• _RECORDS PROVIDED_

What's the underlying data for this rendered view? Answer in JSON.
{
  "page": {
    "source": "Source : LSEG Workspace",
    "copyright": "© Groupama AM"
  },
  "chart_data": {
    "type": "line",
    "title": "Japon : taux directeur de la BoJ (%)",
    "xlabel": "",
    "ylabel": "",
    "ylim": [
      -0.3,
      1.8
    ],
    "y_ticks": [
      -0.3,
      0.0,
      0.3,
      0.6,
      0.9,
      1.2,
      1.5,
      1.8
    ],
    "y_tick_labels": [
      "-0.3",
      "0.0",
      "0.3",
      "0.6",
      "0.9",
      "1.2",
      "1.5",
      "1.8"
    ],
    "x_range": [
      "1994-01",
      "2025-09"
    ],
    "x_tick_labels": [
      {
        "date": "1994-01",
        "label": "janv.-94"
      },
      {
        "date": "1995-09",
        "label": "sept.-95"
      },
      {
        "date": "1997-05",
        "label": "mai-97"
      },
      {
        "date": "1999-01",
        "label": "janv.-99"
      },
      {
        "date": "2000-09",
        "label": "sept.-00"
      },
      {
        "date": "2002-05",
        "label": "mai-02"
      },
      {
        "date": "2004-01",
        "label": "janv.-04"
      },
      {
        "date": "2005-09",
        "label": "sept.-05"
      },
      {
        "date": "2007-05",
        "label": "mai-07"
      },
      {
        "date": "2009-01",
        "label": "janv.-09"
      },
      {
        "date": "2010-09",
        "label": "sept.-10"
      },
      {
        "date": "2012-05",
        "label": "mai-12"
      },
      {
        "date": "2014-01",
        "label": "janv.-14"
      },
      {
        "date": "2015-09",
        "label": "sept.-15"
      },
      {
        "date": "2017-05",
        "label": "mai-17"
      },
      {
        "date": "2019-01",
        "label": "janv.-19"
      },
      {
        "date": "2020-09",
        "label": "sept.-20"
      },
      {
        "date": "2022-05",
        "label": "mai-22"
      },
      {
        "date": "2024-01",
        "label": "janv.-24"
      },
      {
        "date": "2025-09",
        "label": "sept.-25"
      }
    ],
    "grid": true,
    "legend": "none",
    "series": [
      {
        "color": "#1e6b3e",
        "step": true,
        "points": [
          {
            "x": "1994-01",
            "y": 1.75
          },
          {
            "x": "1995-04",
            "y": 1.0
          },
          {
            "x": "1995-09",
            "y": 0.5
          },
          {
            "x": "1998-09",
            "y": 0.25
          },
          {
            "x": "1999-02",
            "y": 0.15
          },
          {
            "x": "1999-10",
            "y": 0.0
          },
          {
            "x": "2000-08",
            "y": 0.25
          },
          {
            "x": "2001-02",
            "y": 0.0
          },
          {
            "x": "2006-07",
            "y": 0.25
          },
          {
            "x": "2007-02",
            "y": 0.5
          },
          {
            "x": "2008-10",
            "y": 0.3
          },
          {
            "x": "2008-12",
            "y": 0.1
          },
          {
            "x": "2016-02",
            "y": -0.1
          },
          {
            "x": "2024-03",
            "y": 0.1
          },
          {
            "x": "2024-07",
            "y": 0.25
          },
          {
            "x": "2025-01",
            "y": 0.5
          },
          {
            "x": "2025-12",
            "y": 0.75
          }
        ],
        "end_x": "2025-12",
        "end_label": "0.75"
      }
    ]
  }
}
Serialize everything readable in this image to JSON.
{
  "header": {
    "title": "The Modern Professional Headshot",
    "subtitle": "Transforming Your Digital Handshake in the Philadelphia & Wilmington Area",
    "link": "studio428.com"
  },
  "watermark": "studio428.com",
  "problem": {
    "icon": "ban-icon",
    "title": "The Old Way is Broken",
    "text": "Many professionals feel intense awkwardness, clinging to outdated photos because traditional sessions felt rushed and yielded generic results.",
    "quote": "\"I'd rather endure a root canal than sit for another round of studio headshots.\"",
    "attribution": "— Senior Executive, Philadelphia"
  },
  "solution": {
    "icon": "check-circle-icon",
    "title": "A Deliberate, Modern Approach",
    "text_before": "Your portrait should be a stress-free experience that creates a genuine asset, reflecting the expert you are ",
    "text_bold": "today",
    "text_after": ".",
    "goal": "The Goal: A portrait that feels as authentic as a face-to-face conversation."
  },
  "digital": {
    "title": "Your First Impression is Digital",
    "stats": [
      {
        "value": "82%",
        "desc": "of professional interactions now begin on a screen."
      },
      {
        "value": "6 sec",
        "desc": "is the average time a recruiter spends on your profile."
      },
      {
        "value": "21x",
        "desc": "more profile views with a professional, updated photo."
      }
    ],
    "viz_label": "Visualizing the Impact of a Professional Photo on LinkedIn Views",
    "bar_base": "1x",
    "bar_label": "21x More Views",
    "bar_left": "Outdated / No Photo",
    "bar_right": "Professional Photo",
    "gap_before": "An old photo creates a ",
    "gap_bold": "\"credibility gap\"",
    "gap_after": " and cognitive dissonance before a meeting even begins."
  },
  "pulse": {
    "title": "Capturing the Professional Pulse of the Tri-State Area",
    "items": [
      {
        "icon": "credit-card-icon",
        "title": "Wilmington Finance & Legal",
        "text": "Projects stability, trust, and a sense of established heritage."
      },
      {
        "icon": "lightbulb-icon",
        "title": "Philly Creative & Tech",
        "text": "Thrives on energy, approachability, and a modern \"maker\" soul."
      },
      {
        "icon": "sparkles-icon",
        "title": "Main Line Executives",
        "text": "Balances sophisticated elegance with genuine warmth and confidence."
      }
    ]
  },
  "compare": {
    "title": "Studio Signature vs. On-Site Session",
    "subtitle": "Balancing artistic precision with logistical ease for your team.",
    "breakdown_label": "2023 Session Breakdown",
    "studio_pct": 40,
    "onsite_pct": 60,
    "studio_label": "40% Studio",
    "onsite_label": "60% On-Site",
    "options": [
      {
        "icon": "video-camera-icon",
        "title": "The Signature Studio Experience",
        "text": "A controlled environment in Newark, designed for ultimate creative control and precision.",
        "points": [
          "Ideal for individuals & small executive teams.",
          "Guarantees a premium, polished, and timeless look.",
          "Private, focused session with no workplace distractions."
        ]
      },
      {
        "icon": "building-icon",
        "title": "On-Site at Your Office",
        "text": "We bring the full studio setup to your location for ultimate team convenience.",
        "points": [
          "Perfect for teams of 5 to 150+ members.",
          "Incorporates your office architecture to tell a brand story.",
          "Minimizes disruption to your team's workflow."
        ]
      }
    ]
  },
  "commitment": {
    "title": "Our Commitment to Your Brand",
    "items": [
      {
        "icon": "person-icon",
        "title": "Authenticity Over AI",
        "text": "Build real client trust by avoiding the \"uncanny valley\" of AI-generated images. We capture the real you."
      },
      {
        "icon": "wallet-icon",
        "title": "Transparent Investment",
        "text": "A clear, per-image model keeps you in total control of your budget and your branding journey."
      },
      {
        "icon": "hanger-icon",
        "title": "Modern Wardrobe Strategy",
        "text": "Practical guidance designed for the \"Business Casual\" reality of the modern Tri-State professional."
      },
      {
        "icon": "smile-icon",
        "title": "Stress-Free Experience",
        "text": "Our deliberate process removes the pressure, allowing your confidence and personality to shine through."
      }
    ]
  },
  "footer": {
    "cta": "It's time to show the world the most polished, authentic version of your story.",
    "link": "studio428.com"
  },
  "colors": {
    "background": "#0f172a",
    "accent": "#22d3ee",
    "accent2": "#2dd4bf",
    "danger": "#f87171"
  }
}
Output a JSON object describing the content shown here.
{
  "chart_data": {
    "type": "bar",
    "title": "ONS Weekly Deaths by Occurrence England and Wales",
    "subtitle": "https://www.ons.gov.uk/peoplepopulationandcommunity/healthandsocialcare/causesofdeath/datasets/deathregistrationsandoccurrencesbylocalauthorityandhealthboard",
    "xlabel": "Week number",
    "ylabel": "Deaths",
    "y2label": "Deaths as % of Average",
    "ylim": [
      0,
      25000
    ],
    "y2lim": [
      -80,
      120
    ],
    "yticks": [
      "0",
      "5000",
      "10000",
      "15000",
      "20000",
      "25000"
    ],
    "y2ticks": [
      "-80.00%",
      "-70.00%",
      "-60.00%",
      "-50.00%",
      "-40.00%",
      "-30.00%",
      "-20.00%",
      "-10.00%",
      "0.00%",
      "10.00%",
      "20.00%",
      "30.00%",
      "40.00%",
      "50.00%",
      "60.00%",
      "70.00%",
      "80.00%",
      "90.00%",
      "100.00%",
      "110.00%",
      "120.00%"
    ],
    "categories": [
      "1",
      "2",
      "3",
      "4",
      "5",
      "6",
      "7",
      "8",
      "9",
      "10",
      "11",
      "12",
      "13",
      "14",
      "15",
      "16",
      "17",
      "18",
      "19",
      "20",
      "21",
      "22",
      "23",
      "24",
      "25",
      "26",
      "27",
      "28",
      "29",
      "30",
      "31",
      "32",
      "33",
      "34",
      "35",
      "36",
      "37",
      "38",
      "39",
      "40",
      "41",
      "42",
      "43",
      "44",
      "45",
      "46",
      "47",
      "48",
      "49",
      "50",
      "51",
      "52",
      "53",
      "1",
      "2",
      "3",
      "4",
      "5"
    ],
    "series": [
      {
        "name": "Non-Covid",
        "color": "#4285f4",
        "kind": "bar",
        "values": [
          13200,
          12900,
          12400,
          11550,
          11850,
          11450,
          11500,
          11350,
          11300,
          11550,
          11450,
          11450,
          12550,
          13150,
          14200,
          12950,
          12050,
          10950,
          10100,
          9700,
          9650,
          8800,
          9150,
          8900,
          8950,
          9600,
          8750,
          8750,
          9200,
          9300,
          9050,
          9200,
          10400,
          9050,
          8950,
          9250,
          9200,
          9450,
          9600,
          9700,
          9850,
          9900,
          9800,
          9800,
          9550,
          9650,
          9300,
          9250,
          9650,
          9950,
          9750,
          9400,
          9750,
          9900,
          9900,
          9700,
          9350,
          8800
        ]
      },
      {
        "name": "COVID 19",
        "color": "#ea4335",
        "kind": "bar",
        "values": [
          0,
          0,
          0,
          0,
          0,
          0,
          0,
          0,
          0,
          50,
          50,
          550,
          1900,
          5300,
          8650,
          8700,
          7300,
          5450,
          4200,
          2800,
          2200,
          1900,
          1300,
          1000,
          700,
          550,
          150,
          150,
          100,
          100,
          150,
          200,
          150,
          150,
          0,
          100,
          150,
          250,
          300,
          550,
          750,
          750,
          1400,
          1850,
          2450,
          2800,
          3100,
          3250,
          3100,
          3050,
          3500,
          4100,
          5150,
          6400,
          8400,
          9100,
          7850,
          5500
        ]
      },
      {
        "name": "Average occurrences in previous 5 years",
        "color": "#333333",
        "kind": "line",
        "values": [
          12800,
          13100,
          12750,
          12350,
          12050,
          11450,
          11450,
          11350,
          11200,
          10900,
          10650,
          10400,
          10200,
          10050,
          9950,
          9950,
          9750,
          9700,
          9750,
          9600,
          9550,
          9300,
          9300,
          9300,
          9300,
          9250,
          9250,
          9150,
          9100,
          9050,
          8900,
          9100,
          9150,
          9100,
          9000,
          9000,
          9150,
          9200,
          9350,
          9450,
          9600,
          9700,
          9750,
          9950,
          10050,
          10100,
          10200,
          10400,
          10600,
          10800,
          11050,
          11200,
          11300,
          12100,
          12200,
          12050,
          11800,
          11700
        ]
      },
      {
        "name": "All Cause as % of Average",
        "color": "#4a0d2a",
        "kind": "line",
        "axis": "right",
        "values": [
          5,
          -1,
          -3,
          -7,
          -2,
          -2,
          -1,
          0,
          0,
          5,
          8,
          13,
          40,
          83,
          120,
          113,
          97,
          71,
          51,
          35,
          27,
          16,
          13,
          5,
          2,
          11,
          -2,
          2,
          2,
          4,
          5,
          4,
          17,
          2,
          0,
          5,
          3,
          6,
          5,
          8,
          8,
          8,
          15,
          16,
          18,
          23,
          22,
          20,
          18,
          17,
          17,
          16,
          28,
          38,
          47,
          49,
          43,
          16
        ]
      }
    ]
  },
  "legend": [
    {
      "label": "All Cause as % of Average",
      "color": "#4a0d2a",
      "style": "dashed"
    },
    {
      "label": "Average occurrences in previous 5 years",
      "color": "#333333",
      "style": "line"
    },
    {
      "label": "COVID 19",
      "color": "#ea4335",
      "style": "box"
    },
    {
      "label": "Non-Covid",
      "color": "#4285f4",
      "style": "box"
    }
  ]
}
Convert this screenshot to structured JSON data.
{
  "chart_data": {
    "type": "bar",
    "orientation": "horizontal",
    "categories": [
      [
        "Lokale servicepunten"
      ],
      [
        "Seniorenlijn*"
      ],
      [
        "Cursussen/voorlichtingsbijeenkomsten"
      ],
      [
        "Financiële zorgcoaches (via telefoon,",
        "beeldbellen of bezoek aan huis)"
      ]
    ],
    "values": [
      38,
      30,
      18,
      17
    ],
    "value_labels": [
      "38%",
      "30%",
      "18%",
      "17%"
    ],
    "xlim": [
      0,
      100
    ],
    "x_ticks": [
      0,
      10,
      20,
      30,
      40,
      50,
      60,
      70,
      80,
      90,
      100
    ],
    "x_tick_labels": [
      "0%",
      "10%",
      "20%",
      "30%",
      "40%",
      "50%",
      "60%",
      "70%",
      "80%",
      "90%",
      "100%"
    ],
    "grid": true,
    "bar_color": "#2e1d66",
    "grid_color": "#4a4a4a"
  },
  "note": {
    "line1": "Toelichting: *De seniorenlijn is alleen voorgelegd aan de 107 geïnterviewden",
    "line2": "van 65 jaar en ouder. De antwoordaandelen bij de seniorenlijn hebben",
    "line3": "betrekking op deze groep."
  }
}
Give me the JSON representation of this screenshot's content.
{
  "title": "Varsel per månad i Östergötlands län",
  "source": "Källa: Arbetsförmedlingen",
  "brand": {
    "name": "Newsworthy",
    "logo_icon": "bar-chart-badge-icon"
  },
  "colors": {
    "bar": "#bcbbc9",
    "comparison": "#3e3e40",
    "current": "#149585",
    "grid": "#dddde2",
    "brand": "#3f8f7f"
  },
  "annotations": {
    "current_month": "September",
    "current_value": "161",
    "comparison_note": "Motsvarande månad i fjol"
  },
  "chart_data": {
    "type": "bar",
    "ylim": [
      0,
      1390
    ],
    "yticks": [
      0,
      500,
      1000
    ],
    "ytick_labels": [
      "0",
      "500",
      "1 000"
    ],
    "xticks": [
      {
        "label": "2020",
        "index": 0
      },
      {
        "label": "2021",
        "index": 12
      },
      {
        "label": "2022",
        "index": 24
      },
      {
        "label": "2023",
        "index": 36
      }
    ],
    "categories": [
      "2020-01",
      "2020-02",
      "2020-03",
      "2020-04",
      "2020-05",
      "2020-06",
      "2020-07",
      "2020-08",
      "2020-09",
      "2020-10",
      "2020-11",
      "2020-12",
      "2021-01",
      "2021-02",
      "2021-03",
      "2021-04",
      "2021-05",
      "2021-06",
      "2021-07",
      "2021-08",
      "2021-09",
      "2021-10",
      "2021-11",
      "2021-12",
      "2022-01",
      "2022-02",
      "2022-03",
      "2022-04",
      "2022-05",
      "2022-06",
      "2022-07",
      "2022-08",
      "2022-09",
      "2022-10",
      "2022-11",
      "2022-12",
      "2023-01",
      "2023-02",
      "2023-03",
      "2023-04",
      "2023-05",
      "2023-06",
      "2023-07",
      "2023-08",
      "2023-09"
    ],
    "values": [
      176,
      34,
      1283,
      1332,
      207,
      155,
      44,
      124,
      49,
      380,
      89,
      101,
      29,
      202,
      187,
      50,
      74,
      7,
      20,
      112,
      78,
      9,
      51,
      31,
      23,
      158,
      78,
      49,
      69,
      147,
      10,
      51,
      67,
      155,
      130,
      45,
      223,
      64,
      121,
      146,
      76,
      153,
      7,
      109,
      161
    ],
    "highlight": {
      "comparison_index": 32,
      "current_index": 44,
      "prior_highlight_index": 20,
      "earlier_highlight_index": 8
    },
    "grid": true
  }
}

• _WHAT YOU ARE ASKED TO DO_
Where a line in the material contains "janv", copy that line.

• _EXERCISE ANSWER_
        "label": "janv.-94"
        "label": "janv.-99"
        "label": "janv.-04"
        "label": "janv.-09"
        "label": "janv.-14"
        "label": "janv.-19"
        "label": "janv.-24"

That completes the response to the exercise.